Trying to find a style, I'm trying to become a better one by trying others and thus being a more rounded artist as a whole.


----------



## ceacar99 (Jun 18, 2007)

hmm.... so does that mean you spend alot of time experimenting or does that mean you spend alot of time reproducing works as artistic exersise?


----------



## Wolfblade (Jun 18, 2007)

I've been drawing since I was 3. Started by copying cartoon characters. When I started school, and they'd have an art class, I never liked how it looked when I drew people. So I put dog heads on them instead. Which, of course, didn't look right without a tail. So I just sorta always drew either cartoons or these weird dog/wolf people, sometimes other animals. Eventually found the internet and discovered this whole big thing of people who also liked weird animal-people too. 

Back then, it seemed most furries had always had the interest, and that inevitably led them to discovering the fandom. Lately, it seems more and more people find the fandom, and then "get into it." There's a lot of disappointing trends in the changing fandom, and most seem to coincide with specific factors that are different now than they were a few years ago. *shrugs*


----------



## Altera (Jun 18, 2007)

People keep offering me money to draw their characters. It lets me try to new things, work on perspective and animals I don't really care to draw.

So between my desire to try all different kinds of art and those people who keep giving me money....-shrug- I want to try new things.


----------



## Magica (Jun 18, 2007)

It's more easier for me to draw and color animals than it is to draw human or anthro related works.


----------



## ceacar99 (Jun 18, 2007)

Altera said:
			
		

> People keep offering me money to draw their characters. It lets me try to new things, work on perspective and animals I don't really care to draw.
> 
> So between my desire to try all different kinds of art and those people who keep giving me money....-shrug- I want to try new things.



are you saying that your not realy a furry? sorry if it seems like i am reading too much into what you said, its a old habbit of myne....


----------



## parrothead529 (Jun 18, 2007)

I've always drawn, and one day I stumbled across DA, and I dont even remember how, but I found Kamicheetahs page.  That was the first furry work I had ever seen and i loved it, and as I explored more I decided I wanted to try my hand at it I guess n_n


----------



## ceacar99 (Jun 18, 2007)

□ □ □ □ □

### [EXERCISE DETAILS]
Write the next portion of the forum thread above, in which members describe how they came to draw animal characters, continuing from its final line.

### [INFORMATION SUPPLIED]

□ □ □ □ □

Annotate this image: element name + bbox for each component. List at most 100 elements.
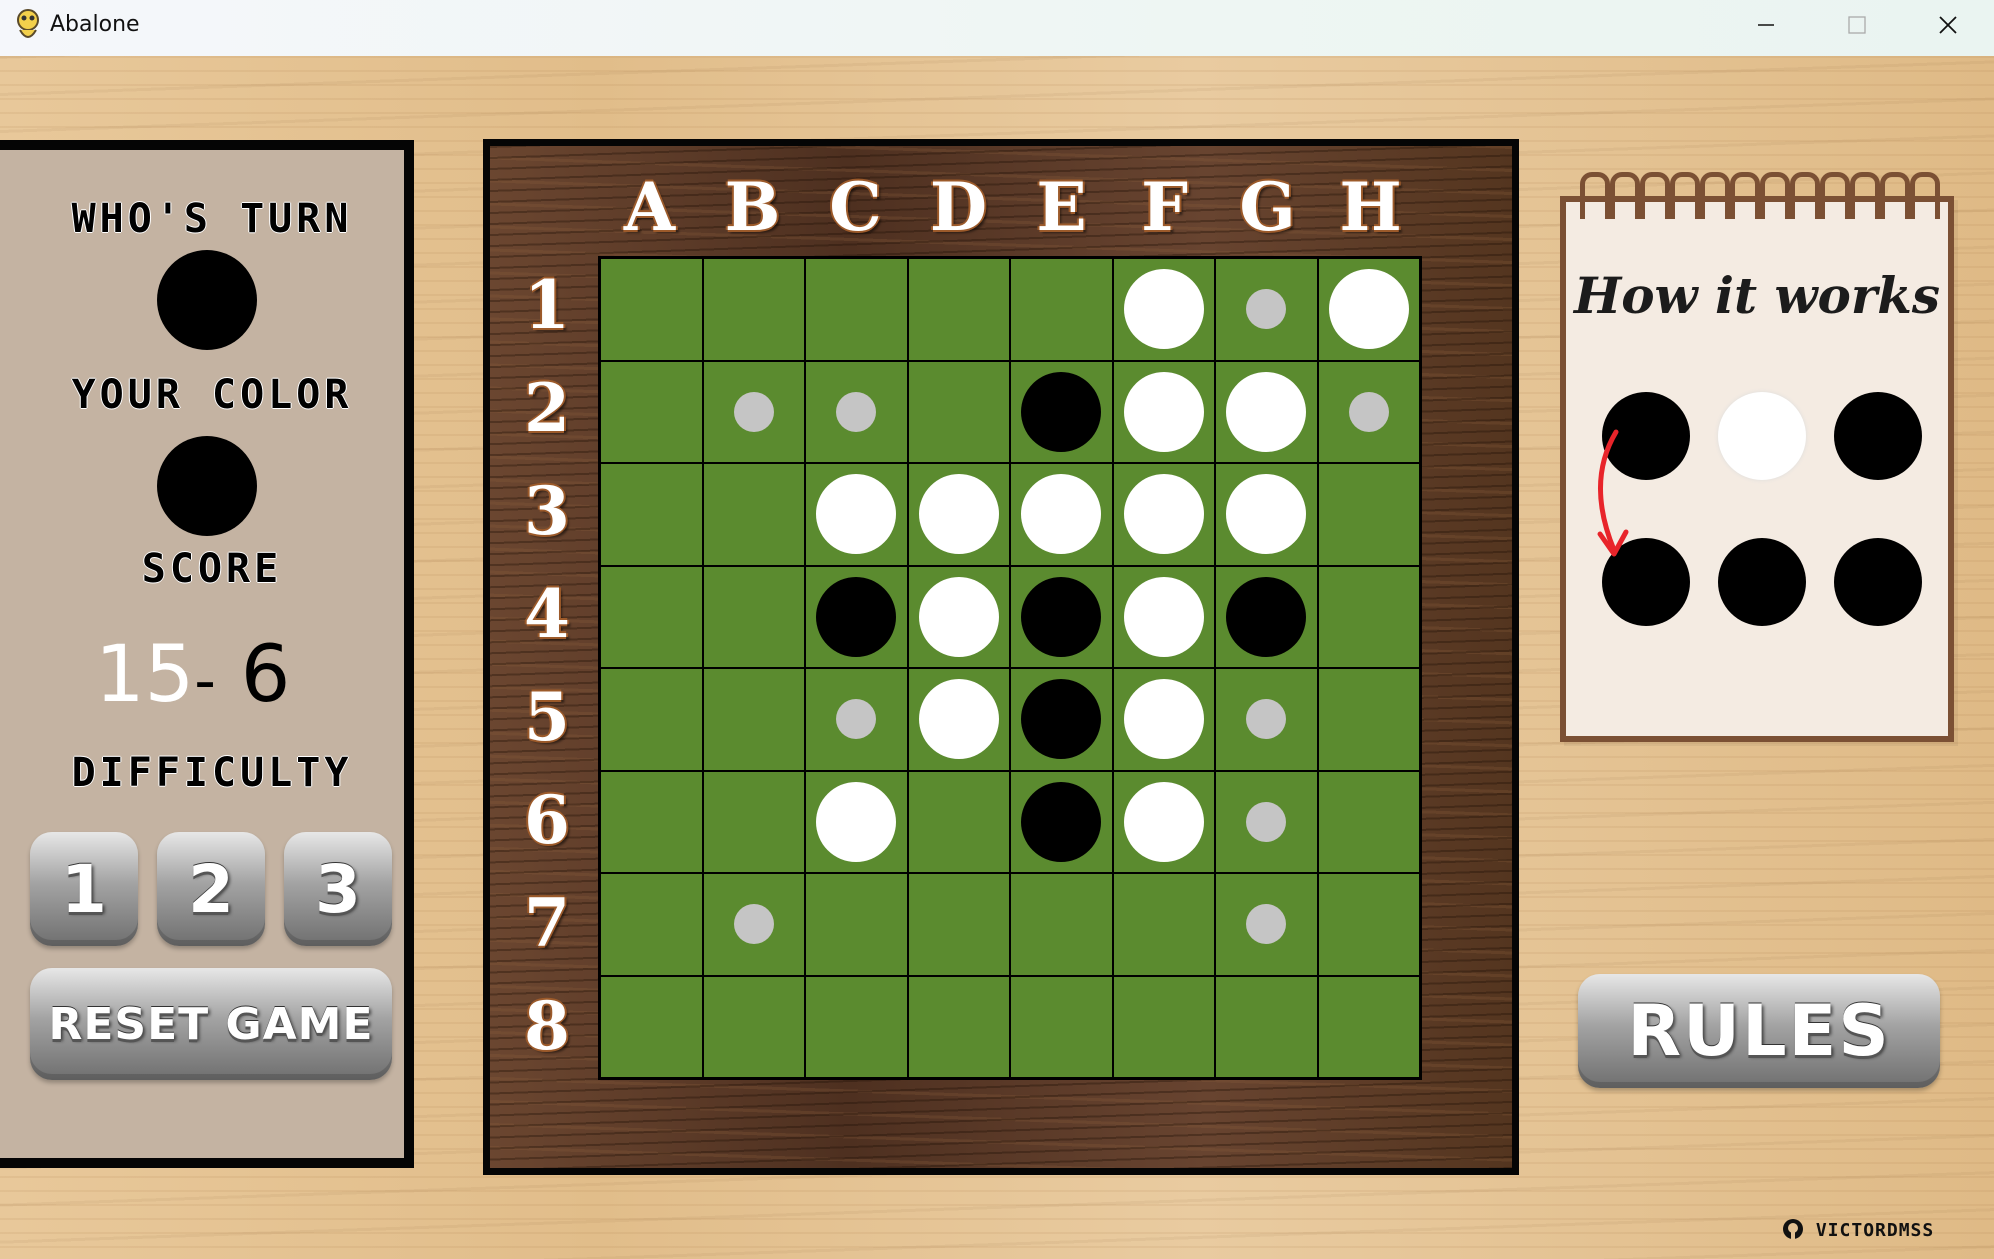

□ □ □ □ □

### [RESULT FOR THIS EXERCISE]
one thing i find interesting is that the furry fandom is unique in that most of its members ae artisticly encouraged to try to produce thier own works. i used to hang out with a bunch of hentai addicts and they just stared. furries stare, draw, sculpt, paint and do all sorts of things .

added: yknow it would also be interesting to know how many people's first furry picture that they saw was a yiff picture....


----------



## Geist (Jun 18, 2007)

ceacar99 said:
			
		

> hmm.... so does that mean you spend alot of time experimenting or does that mean you spend alot of time reproducing works as artistic exersise?


More from A then B..


----------



## Meganutter (Jun 18, 2007)

i just roled into the furryism, by a friend of mine... i thought "why the heck wont i try it" it came out better than i though so i stick with it X3


----------



## Vegex (Jun 18, 2007)

I'm  a Iconic/Surrealist/Abstract artist, I just draw anthros because......um, I something, something....


----------



## Bokracroc (Jun 18, 2007)

I draw 'furries' in my animations just because it makes it more unique and attention-grabbing right off the bat.


----------



## Oni (Jun 18, 2007)

Wolfblade said:
			
		

> I never liked how it looked when I drew people. So I put dog heads on them instead.



*laughs*, Wins the quote of the day. ^.^


----------



## Starburst (Jun 18, 2007)

I drew it.  It worked.  Sometimes it wasn't appropriate.  It got me kicked out of school.

That's my furry art history.


----------



## shetira (Jun 18, 2007)

I was introduced to anthro online by my mate about two years ago... then I just sort of latched on to it and I've been drawing furry stuff ever since.


----------



## Sulacoyote (Jun 18, 2007)

I traced Tracy Butler art on Elfwood. 

:<


----------



## sgolem (Jun 18, 2007)

Don't know what really started it.  I just thought anthros were more fun to draw than humans.  Then there was this girl who went to my high school who was/still an amazing artist, and seeing her work inspired me.  I had been consistently drawing furries for about 3 years before I knew there was a fandom.


----------



## Esplender (Jun 18, 2007)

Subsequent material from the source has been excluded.